*DIRECTIONS*. Each entry here needs to be set down again exactly, please; pictures are left out.

______________________________

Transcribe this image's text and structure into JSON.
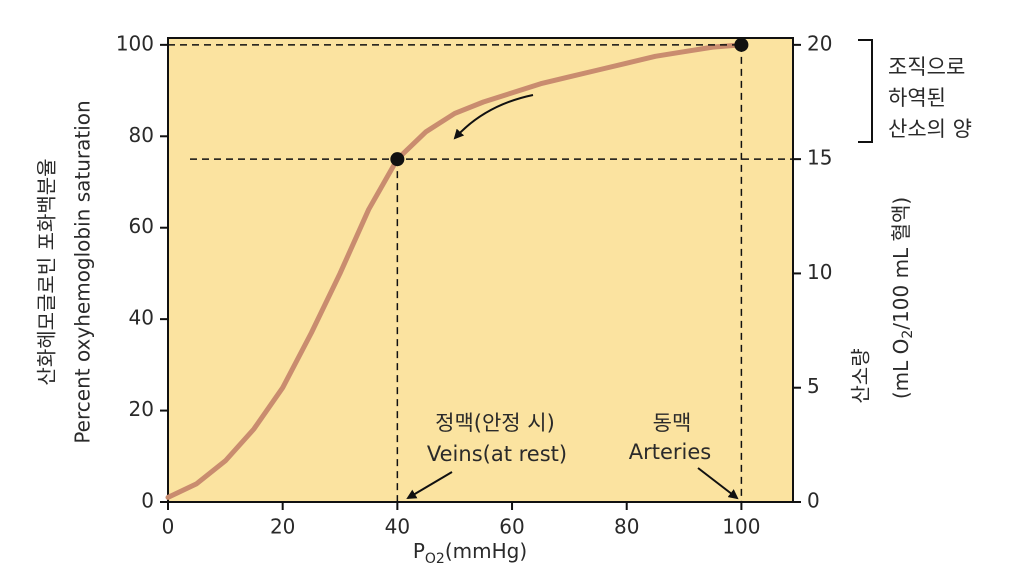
{
  "chart_data": {
    "type": "line",
    "ylabel": [
      "산화헤모글로빈 포화백분율",
      "Percent oxyhemoglobin saturation"
    ],
    "y2label": [
      "산소량",
      "(mL O",
      "2",
      "/100 mL 혈액)"
    ],
    "xlabel": [
      "P",
      "O2",
      "(mmHg)"
    ],
    "xlim": [
      0,
      109
    ],
    "xticks": [
      0,
      20,
      40,
      60,
      80,
      100
    ],
    "ylim": [
      0,
      101.5
    ],
    "yticks": [
      0,
      20,
      40,
      60,
      80,
      100
    ],
    "y2lim": [
      0,
      20.3
    ],
    "y2ticks": [
      0,
      5,
      10,
      15,
      20
    ],
    "plot_color": "#fbe3a0",
    "series": [
      {
        "color": "#c98c6f",
        "x": [
          0,
          5,
          10,
          15,
          20,
          25,
          30,
          35,
          40,
          45,
          50,
          55,
          60,
          65,
          70,
          75,
          80,
          85,
          90,
          95,
          100
        ],
        "values": [
          1,
          4,
          9,
          16,
          25,
          37,
          50,
          64,
          75,
          81,
          85,
          87.5,
          89.5,
          91.5,
          93,
          94.5,
          96,
          97.5,
          98.5,
          99.5,
          100
        ]
      },
      {
        "type": "scatter",
        "color": "#111111",
        "x": [
          40,
          100
        ],
        "values": [
          75,
          100
        ]
      }
    ],
    "annotations": {
      "veins": [
        "정맥(안정 시)",
        "Veins(at rest)"
      ],
      "arteries": [
        "동맥",
        "Arteries"
      ],
      "unloaded": [
        "조직으로",
        "하역된",
        "산소의 양"
      ]
    }
  }
}
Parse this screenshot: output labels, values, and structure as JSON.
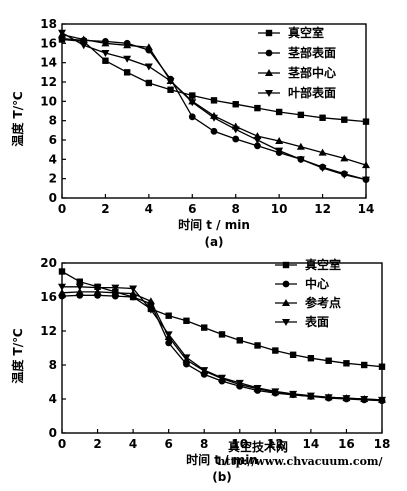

______________________________

*RESULT FOR THIS TASK*.
Transcribe this image's text and structure into JSON.
{
  "chart_data": {
    "type": "line",
    "ylabel": [
      "산화헤모글로빈 포화백분율",
      "Percent oxyhemoglobin saturation"
    ],
    "y2label": [
      "산소량",
      "(mL O",
      "2",
      "/100 mL 혈액)"
    ],
    "xlabel": [
      "P",
      "O2",
      "(mmHg)"
    ],
    "xlim": [
      0,
      109
    ],
    "xticks": [
      0,
      20,
      40,
      60,
      80,
      100
    ],
    "ylim": [
      0,
      101.5
    ],
    "yticks": [
      0,
      20,
      40,
      60,
      80,
      100
    ],
    "y2lim": [
      0,
      20.3
    ],
    "y2ticks": [
      0,
      5,
      10,
      15,
      20
    ],
    "plot_color": "#fbe3a0",
    "series": [
      {
        "color": "#c98c6f",
        "x": [
          0,
          5,
          10,
          15,
          20,
          25,
          30,
          35,
          40,
          45,
          50,
          55,
          60,
          65,
          70,
          75,
          80,
          85,
          90,
          95,
          100
        ],
        "values": [
          1,
          4,
          9,
          16,
          25,
          37,
          50,
          64,
          75,
          81,
          85,
          87.5,
          89.5,
          91.5,
          93,
          94.5,
          96,
          97.5,
          98.5,
          99.5,
          100
        ]
      },
      {
        "type": "scatter",
        "color": "#111111",
        "x": [
          40,
          100
        ],
        "values": [
          75,
          100
        ]
      }
    ],
    "annotations": {
      "veins": [
        "정맥(안정 시)",
        "Veins(at rest)"
      ],
      "arteries": [
        "동맥",
        "Arteries"
      ],
      "unloaded": [
        "조직으로",
        "하역된",
        "산소의 양"
      ]
    }
  }
}
Parse this screenshot: output labels, values, and structure as JSON.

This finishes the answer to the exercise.